_PROBLEM STATEMENT_:
Select every line containing the word "JSON" from the material, and copy those lines.
* BEGIN RECORDS PROVIDED *
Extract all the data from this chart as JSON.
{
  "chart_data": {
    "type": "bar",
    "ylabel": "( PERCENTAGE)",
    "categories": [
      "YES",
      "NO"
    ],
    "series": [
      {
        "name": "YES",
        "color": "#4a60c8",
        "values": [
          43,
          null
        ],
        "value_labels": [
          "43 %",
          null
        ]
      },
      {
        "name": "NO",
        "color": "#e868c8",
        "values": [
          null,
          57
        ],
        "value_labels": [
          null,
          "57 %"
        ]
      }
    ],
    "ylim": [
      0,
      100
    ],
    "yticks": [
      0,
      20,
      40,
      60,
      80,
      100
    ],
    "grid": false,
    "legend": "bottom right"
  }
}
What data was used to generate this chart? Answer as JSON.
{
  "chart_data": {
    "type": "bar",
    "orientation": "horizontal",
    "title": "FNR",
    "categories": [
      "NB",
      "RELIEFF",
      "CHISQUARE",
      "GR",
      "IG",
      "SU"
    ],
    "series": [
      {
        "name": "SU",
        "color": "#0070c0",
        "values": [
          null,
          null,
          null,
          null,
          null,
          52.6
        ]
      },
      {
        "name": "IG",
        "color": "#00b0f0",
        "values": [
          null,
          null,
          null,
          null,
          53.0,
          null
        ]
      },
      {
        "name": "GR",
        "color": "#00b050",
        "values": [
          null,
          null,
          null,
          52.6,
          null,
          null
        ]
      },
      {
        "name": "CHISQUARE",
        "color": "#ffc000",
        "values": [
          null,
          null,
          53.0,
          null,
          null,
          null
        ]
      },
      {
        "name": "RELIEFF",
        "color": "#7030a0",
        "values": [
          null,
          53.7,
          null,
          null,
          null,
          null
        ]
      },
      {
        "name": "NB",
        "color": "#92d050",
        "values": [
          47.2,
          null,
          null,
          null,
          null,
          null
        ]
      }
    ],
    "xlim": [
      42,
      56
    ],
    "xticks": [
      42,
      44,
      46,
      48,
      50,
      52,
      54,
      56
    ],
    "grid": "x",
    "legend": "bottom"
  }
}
* END RECORDS PROVIDED *
_RESULT OF THE TASK_:
Extract all the data from this chart as JSON.
What data was used to generate this chart? Answer as JSON.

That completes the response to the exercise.